# [PROVIDED RECORDS]

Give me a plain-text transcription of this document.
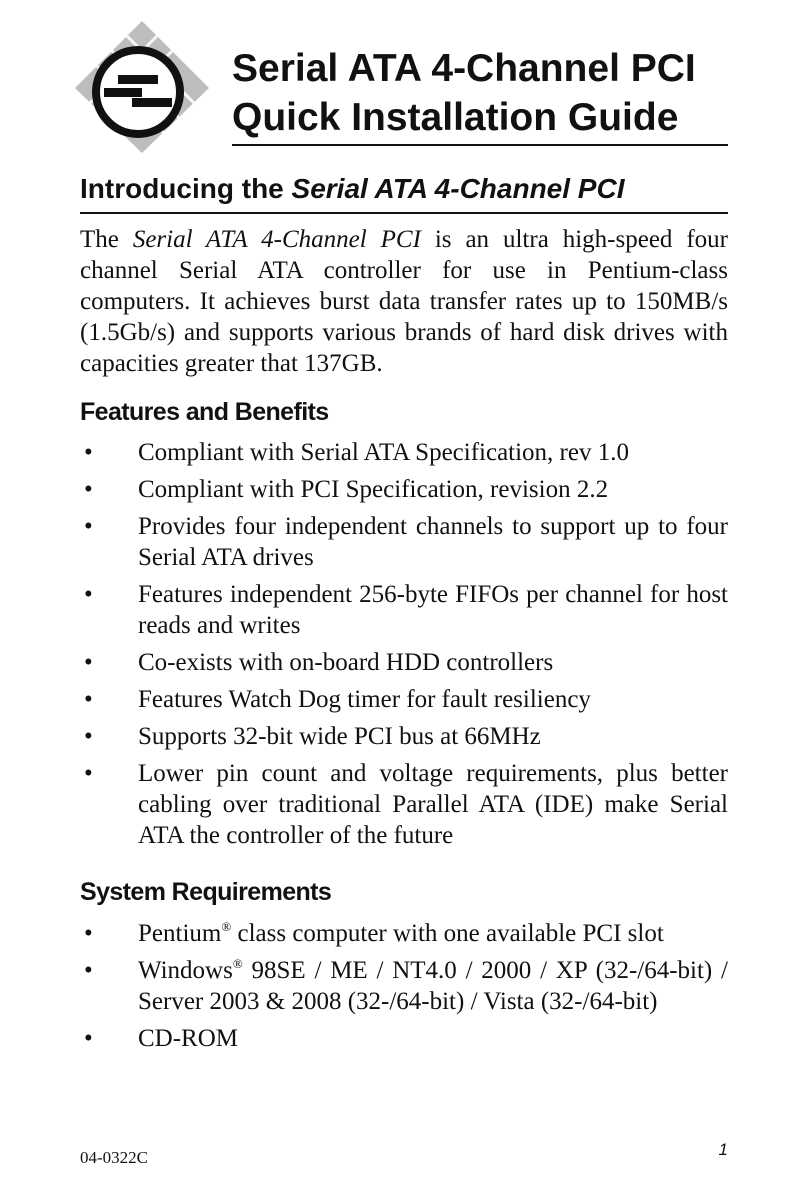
Serial ATA 4-Channel PCI
Quick Installation Guide
Introducing the Serial ATA 4-Channel PCI
The Serial ATA 4-Channel PCI is an ultra high-speed four channel Serial ATA controller for use in Pentium-class computers. It achieves burst data transfer rates up to 150MB/s (1.5Gb/s) and supports various brands of hard disk drives with capacities greater that 137GB.
Features and Benefits
• Compliant with Serial ATA Specification, rev 1.0
• Compliant with PCI Specification, revision 2.2
• Provides four independent channels to support up to four Serial ATA drives
• Features independent 256-byte FIFOs per channel for host reads and writes
• Co-exists with on-board HDD controllers
• Features Watch Dog timer for fault resiliency
• Supports 32-bit wide PCI bus at 66MHz
• Lower pin count and voltage requirements, plus better cabling over traditional Parallel ATA (IDE) make Serial ATA the controller of the future
System Requirements
• Pentium® class computer with one available PCI slot
• Windows® 98SE / ME / NT4.0 / 2000 / XP (32-/64-bit) / Server 2003 & 2008 (32-/64-bit) / Vista (32-/64-bit)
• CD-ROM
04-0322C	1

# [GIVEN TASK]
Print out the material word for word, omitting the pictures.

# [EXERCISE OUTPUT]
Give me a plain-text transcription of this document.
Serial ATA 4-Channel PCI
Quick Installation Guide
Introducing the Serial ATA 4-Channel PCI
The Serial ATA 4-Channel PCI is an ultra high-speed four channel Serial ATA controller for use in Pentium-class computers. It achieves burst data transfer rates up to 150MB/s (1.5Gb/s) and supports various brands of hard disk drives with capacities greater that 137GB.
Features and Benefits
• Compliant with Serial ATA Specification, rev 1.0
• Compliant with PCI Specification, revision 2.2
• Provides four independent channels to support up to four Serial ATA drives
• Features independent 256-byte FIFOs per channel for host reads and writes
• Co-exists with on-board HDD controllers
• Features Watch Dog timer for fault resiliency
• Supports 32-bit wide PCI bus at 66MHz
• Lower pin count and voltage requirements, plus better cabling over traditional Parallel ATA (IDE) make Serial ATA the controller of the future
System Requirements
• Pentium® class computer with one available PCI slot
• Windows® 98SE / ME / NT4.0 / 2000 / XP (32-/64-bit) / Server 2003 & 2008 (32-/64-bit) / Vista (32-/64-bit)
• CD-ROM
04-0322C	1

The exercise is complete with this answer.